Remplacez "Localize" par "Locate" dans les lignes allant du début des entrées jusqu'à la ligne contenant "x-tick-label: 7 (518, 333, 526, 348)" incluse, puis redonnez ces lignes sans aucune autre modification.

......

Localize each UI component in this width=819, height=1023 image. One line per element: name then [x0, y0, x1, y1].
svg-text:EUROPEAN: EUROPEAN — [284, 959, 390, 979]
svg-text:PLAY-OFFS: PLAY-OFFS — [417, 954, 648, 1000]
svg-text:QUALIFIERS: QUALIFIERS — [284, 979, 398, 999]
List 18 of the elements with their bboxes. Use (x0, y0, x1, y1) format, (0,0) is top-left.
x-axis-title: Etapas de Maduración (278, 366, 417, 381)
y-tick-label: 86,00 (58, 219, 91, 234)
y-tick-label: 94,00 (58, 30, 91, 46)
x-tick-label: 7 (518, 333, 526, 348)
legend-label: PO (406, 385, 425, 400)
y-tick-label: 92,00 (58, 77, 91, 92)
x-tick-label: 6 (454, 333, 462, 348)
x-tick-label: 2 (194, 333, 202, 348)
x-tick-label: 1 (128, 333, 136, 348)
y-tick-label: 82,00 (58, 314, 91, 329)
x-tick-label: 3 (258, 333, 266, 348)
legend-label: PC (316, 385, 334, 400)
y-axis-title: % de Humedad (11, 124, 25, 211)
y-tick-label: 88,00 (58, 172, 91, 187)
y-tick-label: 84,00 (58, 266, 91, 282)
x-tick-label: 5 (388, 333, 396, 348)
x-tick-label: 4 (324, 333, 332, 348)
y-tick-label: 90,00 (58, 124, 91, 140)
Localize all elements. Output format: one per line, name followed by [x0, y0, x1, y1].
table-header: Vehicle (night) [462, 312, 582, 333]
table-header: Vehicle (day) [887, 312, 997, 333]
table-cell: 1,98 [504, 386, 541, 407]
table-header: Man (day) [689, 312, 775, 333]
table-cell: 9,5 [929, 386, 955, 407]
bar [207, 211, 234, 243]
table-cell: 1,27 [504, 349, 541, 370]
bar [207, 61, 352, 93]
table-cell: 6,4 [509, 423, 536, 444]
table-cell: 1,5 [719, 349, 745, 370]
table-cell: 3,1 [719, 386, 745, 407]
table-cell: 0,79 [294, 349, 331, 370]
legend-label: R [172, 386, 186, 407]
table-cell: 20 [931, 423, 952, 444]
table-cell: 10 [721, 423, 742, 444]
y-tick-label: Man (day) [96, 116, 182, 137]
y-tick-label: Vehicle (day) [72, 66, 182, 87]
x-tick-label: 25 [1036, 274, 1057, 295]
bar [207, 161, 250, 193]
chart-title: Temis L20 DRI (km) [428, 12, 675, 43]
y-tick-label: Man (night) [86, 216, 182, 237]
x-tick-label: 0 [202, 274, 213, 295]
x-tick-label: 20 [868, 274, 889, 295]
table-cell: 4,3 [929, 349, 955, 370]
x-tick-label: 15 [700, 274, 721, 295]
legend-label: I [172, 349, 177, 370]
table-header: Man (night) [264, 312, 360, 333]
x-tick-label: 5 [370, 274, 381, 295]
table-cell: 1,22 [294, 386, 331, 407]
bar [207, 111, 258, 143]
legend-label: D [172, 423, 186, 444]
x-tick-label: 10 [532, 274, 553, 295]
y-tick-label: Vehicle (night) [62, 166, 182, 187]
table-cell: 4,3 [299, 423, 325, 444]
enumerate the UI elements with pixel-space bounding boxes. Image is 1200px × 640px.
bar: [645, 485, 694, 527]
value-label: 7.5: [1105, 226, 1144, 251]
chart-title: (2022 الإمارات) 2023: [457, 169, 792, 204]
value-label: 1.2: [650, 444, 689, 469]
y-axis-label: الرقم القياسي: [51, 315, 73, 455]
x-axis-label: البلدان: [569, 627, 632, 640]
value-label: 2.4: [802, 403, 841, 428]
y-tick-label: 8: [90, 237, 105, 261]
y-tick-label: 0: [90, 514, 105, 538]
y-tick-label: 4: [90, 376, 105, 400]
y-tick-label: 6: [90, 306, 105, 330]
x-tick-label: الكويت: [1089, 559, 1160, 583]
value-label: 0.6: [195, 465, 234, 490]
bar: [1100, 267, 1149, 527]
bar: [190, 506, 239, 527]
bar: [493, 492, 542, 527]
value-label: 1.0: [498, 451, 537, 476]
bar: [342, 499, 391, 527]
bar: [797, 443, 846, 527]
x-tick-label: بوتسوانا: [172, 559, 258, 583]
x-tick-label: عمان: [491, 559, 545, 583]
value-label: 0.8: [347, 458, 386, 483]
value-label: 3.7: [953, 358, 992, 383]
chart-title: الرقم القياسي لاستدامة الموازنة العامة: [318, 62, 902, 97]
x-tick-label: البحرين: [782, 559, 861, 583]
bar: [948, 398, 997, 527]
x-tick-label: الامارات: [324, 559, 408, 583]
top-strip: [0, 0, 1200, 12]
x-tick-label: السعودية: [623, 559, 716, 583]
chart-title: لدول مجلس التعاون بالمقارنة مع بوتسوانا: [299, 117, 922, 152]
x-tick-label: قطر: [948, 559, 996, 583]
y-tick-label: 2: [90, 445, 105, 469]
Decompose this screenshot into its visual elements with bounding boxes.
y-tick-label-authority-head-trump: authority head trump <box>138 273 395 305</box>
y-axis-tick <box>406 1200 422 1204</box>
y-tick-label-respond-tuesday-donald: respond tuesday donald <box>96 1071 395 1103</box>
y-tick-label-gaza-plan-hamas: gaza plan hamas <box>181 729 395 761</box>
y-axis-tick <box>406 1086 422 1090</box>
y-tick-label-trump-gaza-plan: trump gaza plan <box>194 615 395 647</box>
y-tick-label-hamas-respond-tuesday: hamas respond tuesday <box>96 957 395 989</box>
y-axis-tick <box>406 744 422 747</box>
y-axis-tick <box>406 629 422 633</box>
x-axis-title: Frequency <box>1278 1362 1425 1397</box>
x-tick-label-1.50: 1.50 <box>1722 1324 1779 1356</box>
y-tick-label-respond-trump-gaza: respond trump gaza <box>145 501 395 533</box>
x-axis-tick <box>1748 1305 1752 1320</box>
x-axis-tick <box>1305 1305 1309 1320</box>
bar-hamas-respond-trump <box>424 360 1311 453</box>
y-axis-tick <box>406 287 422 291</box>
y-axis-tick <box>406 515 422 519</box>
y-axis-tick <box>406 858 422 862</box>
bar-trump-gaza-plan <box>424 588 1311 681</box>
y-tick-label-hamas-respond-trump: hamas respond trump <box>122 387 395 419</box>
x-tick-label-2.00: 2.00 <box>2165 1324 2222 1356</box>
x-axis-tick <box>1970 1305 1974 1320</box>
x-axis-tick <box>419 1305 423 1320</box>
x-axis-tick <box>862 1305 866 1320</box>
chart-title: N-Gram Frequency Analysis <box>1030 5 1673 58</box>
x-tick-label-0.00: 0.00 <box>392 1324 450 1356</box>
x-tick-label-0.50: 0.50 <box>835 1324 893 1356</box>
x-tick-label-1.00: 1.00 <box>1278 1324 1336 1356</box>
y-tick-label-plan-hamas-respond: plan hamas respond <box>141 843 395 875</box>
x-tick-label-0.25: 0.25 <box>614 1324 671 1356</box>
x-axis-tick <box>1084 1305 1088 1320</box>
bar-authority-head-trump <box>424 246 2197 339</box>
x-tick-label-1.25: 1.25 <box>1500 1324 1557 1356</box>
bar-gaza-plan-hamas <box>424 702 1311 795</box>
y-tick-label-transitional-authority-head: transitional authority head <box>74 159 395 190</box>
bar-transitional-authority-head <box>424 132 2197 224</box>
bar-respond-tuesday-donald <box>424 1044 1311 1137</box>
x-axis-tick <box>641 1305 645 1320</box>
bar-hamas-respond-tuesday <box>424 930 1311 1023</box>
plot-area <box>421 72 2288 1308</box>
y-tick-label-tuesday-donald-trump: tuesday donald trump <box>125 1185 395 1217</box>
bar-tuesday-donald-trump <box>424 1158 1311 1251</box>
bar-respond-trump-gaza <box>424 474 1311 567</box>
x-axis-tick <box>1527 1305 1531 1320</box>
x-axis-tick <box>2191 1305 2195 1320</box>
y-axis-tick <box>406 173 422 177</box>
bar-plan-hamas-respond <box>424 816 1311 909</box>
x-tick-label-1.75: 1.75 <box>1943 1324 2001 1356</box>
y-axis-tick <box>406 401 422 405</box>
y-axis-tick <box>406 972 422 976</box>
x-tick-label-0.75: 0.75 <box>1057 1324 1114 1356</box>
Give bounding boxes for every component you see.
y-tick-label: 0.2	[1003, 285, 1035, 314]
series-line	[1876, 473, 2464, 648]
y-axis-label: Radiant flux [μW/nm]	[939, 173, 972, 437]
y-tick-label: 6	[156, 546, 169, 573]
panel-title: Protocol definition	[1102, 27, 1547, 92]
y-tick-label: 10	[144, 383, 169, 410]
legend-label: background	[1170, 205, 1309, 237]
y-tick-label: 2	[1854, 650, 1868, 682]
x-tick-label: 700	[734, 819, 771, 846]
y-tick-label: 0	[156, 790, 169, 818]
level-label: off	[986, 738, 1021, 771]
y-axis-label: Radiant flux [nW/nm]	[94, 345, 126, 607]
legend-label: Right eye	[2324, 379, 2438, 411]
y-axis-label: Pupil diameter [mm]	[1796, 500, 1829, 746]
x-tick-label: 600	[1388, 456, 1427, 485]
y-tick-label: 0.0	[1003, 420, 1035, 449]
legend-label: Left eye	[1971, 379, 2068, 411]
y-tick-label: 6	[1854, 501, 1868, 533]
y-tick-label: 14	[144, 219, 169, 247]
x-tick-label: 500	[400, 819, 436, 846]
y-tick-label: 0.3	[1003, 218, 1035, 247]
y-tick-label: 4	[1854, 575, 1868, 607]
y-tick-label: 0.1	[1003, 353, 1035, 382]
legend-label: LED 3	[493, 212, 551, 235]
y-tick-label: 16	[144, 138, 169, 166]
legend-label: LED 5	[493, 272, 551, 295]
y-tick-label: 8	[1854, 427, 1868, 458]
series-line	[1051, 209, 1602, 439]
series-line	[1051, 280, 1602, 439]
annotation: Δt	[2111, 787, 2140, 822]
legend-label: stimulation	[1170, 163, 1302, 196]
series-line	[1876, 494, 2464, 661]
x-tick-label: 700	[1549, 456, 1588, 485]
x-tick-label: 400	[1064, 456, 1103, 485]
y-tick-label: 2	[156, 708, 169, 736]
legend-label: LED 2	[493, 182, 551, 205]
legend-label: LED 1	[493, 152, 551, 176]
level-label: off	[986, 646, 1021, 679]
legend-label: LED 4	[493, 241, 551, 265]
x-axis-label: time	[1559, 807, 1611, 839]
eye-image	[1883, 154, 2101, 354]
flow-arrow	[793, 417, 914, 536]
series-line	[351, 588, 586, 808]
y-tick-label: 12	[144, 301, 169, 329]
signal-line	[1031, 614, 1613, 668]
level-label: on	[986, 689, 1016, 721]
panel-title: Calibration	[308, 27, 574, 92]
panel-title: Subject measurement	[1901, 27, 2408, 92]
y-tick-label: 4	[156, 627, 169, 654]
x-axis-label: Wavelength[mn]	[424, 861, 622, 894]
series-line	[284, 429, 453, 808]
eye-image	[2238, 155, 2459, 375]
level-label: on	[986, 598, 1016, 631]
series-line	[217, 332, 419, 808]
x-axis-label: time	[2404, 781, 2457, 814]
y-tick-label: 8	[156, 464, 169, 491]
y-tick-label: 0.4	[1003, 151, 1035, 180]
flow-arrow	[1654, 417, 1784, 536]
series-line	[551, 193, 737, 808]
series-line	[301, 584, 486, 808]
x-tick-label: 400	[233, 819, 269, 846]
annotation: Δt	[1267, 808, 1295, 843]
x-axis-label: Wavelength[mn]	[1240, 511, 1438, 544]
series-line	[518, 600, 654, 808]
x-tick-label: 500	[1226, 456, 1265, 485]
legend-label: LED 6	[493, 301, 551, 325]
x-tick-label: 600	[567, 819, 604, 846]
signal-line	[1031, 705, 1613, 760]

......

> RÉPONSE COMPLÈTE:
Locate each UI component in this width=819, height=1023 image. One line per element: name then [x0, y0, x1, y1].
svg-text:EUROPEAN: EUROPEAN — [284, 959, 390, 979]
svg-text:PLAY-OFFS: PLAY-OFFS — [417, 954, 648, 1000]
svg-text:QUALIFIERS: QUALIFIERS — [284, 979, 398, 999]
List 18 of the elements with their bboxes. Use (x0, y0, x1, y1) format, (0,0) is top-left.
x-axis-title: Etapas de Maduración (278, 366, 417, 381)
y-tick-label: 86,00 (58, 219, 91, 234)
y-tick-label: 94,00 (58, 30, 91, 46)
x-tick-label: 7 (518, 333, 526, 348)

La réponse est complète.